▸ EXERCISE AIM:
Work out how many lines of the records contain "conf". Answer with the number and nothing else.

▸ PROVIDED RECORDS:
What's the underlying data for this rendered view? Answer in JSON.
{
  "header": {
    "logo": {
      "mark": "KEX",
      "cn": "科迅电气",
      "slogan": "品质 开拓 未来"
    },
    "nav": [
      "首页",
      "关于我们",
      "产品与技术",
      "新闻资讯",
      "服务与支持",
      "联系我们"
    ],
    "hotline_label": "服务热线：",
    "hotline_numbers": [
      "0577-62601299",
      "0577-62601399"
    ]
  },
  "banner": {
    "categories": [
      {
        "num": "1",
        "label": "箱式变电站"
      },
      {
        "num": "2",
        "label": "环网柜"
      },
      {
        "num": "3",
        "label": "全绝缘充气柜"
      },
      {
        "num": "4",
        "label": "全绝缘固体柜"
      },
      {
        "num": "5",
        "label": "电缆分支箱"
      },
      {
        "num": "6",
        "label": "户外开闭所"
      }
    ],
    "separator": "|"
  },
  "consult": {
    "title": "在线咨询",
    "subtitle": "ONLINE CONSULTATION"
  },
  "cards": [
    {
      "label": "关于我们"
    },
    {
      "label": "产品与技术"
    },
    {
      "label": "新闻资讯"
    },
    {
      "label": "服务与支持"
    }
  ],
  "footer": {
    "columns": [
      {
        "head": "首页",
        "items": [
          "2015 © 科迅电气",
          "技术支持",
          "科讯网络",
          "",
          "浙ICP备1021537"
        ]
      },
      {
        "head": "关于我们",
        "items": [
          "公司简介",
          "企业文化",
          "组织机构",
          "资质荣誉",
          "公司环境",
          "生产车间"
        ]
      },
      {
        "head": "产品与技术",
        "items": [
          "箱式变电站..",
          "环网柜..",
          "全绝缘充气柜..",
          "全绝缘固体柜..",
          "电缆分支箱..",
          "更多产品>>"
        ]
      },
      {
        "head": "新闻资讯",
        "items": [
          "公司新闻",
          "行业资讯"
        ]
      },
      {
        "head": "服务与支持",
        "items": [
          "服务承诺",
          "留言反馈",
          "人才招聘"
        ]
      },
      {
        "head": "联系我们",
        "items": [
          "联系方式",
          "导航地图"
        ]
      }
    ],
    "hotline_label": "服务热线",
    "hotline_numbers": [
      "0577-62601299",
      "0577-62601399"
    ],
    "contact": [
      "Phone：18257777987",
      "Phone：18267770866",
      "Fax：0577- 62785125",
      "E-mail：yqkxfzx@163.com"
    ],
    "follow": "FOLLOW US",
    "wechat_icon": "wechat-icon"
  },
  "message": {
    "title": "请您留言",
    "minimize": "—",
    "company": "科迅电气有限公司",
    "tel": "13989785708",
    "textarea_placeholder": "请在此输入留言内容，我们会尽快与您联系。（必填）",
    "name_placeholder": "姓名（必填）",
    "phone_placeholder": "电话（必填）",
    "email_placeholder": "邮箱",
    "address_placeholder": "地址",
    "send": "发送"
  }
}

--

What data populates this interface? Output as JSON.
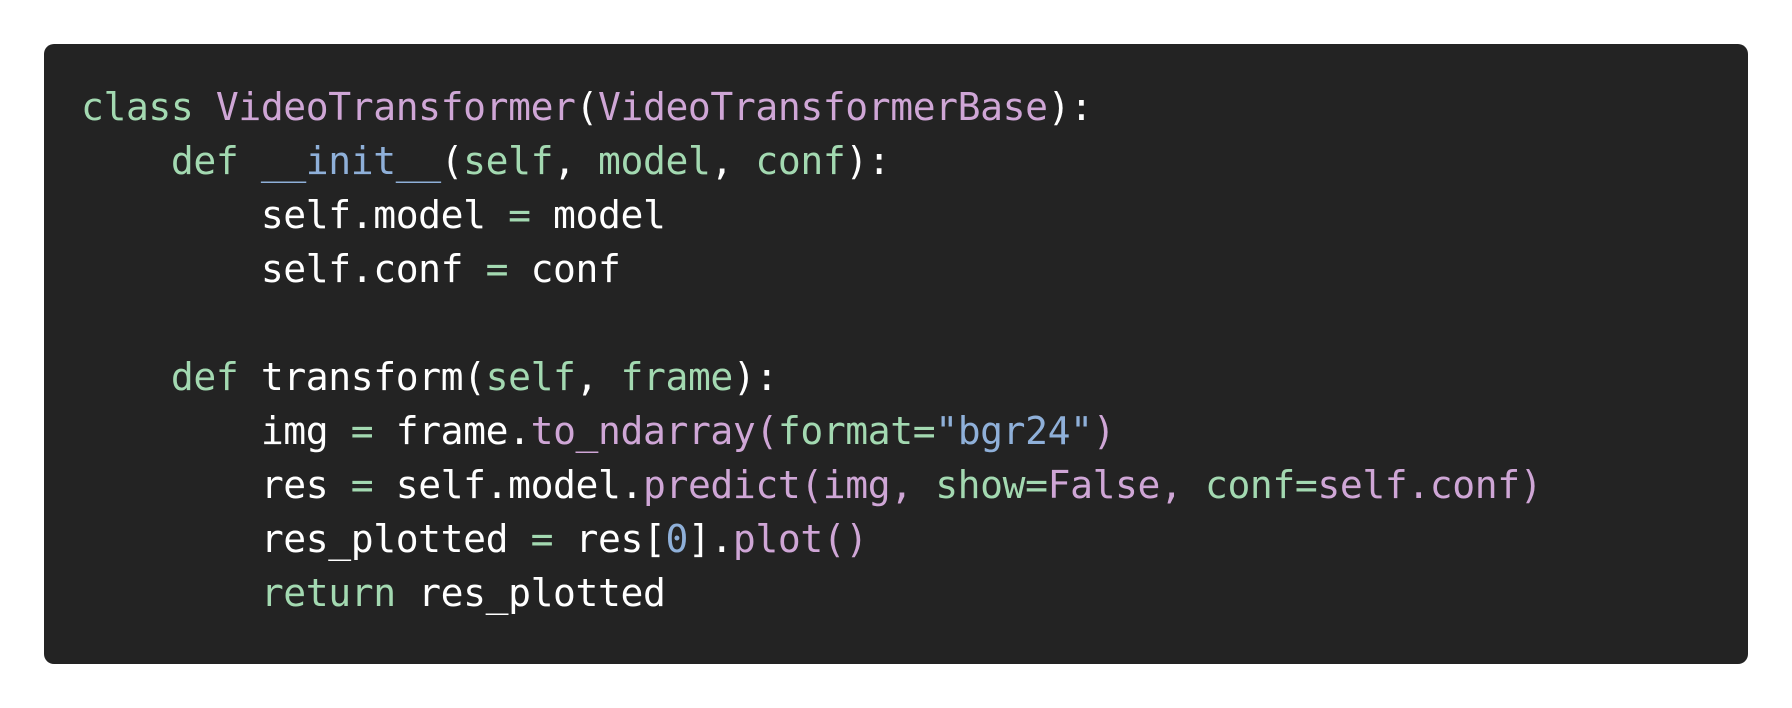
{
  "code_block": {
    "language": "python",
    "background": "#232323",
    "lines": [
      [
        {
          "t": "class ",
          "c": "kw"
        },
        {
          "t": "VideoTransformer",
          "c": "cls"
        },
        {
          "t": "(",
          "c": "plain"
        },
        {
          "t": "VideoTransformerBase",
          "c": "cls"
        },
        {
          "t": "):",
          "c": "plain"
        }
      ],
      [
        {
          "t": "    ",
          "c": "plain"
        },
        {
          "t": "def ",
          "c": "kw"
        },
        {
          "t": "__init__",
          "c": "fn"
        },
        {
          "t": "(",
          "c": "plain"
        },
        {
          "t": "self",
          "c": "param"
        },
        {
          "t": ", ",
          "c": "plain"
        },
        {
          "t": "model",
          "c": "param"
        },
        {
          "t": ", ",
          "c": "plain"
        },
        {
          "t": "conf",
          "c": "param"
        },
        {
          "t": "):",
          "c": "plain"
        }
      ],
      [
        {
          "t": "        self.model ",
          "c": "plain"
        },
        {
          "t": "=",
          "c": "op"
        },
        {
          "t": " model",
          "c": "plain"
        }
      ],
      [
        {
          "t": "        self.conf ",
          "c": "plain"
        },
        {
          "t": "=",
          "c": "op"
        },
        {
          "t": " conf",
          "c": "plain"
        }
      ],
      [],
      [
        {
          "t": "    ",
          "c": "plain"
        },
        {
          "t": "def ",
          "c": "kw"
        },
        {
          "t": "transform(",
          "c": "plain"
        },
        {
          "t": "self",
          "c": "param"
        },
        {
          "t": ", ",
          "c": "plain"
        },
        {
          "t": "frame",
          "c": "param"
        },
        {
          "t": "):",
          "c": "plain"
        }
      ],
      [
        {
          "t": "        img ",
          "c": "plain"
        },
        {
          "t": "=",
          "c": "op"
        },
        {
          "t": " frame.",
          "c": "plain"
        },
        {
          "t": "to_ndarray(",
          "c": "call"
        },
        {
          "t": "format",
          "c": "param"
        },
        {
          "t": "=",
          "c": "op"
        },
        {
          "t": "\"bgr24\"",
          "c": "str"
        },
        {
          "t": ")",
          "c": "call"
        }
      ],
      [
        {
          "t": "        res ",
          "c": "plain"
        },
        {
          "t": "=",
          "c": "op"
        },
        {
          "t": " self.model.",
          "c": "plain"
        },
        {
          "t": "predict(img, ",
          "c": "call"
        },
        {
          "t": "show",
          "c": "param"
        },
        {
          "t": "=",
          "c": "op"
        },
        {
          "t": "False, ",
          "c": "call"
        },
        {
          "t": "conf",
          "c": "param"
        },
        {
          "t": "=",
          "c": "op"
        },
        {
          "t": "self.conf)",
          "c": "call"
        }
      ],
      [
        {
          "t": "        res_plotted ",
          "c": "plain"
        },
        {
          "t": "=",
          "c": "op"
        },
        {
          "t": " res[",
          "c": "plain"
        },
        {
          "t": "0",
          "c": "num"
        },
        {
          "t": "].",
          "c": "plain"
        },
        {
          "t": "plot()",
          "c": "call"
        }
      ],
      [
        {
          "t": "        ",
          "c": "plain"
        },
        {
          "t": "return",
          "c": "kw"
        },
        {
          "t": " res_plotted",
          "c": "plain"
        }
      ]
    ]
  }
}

▸ PROBLEM SOLUTION:
5